## BEGIN INFORMATION SHOWN

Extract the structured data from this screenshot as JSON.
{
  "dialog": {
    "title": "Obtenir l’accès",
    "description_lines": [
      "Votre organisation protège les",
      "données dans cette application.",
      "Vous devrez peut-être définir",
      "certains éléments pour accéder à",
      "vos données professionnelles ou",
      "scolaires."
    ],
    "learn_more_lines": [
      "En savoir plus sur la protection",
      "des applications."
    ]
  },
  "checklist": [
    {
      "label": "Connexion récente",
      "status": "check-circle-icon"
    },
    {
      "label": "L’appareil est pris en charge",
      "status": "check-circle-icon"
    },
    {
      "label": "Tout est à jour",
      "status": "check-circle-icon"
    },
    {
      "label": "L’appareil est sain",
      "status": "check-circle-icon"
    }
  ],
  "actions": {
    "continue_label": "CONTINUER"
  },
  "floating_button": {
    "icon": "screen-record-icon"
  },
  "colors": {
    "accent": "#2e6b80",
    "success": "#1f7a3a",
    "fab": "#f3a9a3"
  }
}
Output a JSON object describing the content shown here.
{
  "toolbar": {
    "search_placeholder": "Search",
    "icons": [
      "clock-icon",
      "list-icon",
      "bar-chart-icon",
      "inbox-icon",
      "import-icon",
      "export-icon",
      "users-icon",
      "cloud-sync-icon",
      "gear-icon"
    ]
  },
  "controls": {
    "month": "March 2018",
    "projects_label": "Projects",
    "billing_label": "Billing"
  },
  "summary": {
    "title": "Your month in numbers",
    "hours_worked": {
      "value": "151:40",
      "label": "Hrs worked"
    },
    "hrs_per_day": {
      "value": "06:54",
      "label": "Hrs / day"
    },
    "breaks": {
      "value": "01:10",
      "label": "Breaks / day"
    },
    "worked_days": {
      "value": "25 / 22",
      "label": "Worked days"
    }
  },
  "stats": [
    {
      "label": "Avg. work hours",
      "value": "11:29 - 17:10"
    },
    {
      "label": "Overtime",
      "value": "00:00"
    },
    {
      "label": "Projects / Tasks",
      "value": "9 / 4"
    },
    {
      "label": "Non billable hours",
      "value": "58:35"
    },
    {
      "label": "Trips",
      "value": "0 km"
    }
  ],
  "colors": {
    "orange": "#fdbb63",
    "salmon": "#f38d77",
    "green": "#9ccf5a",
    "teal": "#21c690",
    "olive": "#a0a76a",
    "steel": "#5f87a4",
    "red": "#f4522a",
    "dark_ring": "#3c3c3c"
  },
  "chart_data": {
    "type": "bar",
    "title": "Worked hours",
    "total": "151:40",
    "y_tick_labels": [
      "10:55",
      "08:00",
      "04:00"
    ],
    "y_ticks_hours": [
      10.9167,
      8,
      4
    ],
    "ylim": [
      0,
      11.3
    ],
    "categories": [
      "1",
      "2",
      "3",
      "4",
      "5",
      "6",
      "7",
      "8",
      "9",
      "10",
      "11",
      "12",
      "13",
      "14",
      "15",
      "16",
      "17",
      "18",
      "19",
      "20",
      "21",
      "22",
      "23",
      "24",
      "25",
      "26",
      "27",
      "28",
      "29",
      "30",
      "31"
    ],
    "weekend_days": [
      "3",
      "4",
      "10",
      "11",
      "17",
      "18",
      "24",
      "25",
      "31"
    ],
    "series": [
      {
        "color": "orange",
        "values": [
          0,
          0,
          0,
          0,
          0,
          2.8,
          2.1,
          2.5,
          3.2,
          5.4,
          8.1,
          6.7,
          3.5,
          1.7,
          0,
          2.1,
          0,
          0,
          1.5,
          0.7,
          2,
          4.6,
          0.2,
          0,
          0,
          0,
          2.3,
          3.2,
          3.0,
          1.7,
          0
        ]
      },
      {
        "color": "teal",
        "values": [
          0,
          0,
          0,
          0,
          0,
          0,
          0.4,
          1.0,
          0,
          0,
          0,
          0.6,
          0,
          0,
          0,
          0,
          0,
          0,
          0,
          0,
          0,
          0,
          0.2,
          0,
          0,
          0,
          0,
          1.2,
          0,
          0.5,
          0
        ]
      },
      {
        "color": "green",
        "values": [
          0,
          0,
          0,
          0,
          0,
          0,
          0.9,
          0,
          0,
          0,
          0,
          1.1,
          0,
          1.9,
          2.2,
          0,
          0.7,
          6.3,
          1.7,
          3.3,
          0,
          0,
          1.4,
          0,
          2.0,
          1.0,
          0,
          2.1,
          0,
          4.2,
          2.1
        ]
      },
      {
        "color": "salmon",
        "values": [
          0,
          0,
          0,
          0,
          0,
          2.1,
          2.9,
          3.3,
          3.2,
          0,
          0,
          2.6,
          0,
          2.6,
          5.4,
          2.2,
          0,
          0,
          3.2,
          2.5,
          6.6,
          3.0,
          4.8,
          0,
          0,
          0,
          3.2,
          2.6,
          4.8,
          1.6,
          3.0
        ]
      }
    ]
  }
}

## END INFORMATION SHOWN

### STATED PROBLEM
Check each line of the entries above for the word "appareil". List the ones that have it.

### RESPONSE
      "label": "L’appareil est pris en charge",
      "label": "L’appareil est sain",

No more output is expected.